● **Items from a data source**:
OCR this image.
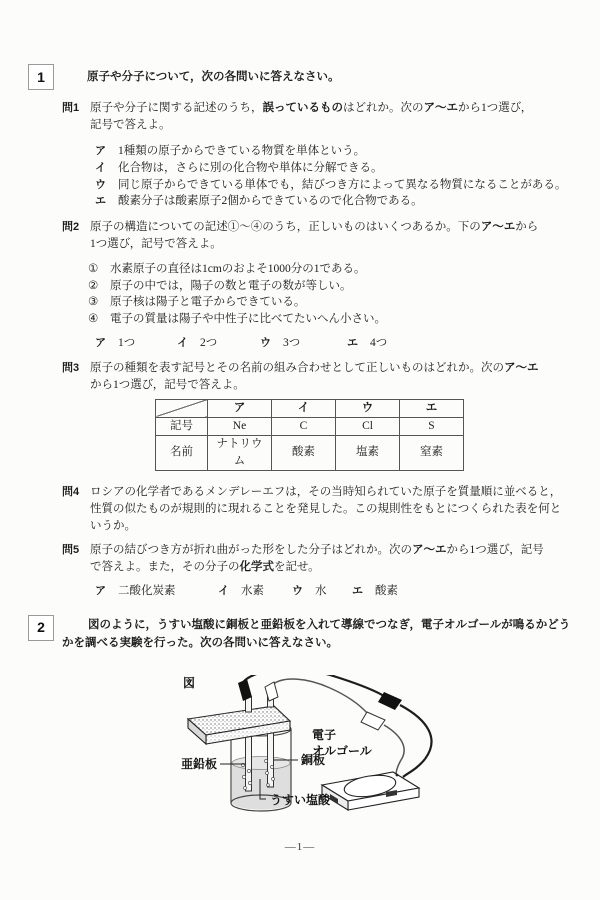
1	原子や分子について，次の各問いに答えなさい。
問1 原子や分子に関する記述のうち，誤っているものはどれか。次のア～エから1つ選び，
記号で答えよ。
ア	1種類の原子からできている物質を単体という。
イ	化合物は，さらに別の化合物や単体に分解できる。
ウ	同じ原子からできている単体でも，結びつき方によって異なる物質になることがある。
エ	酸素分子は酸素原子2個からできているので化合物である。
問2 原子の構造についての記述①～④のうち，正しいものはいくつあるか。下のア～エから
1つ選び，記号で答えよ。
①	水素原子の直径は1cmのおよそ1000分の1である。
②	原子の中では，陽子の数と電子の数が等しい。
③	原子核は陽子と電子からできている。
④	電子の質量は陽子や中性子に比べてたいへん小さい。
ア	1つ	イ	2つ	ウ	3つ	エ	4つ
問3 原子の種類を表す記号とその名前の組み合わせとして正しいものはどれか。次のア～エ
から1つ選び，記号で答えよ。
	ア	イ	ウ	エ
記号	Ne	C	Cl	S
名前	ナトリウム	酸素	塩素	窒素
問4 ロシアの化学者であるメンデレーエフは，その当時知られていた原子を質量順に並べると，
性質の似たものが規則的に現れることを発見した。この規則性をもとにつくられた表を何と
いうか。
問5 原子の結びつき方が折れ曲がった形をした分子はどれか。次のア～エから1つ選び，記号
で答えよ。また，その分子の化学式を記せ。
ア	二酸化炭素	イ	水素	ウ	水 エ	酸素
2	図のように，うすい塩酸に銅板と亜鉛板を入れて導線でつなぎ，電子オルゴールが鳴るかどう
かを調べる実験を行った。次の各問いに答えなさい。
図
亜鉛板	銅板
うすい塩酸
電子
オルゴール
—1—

● **What is being asked**:
Reproduce every line exactly and omit all pictures.

● **Response to the exercise**:
OCR this image.
1	原子や分子について，次の各問いに答えなさい。
問1 原子や分子に関する記述のうち，誤っているものはどれか。次のア～エから1つ選び，
記号で答えよ。
ア	1種類の原子からできている物質を単体という。
イ	化合物は，さらに別の化合物や単体に分解できる。
ウ	同じ原子からできている単体でも，結びつき方によって異なる物質になることがある。
エ	酸素分子は酸素原子2個からできているので化合物である。
問2 原子の構造についての記述①～④のうち，正しいものはいくつあるか。下のア～エから
1つ選び，記号で答えよ。
①	水素原子の直径は1cmのおよそ1000分の1である。
②	原子の中では，陽子の数と電子の数が等しい。
③	原子核は陽子と電子からできている。
④	電子の質量は陽子や中性子に比べてたいへん小さい。
ア	1つ	イ	2つ	ウ	3つ	エ	4つ
問3 原子の種類を表す記号とその名前の組み合わせとして正しいものはどれか。次のア～エ
から1つ選び，記号で答えよ。
	ア	イ	ウ	エ
記号	Ne	C	Cl	S
名前	ナトリウム	酸素	塩素	窒素
問4 ロシアの化学者であるメンデレーエフは，その当時知られていた原子を質量順に並べると，
性質の似たものが規則的に現れることを発見した。この規則性をもとにつくられた表を何と
いうか。
問5 原子の結びつき方が折れ曲がった形をした分子はどれか。次のア～エから1つ選び，記号
で答えよ。また，その分子の化学式を記せ。
ア	二酸化炭素	イ	水素	ウ	水 エ	酸素
2	図のように，うすい塩酸に銅板と亜鉛板を入れて導線でつなぎ，電子オルゴールが鳴るかどう
かを調べる実験を行った。次の各問いに答えなさい。
図
亜鉛板	銅板
うすい塩酸
電子
オルゴール
—1—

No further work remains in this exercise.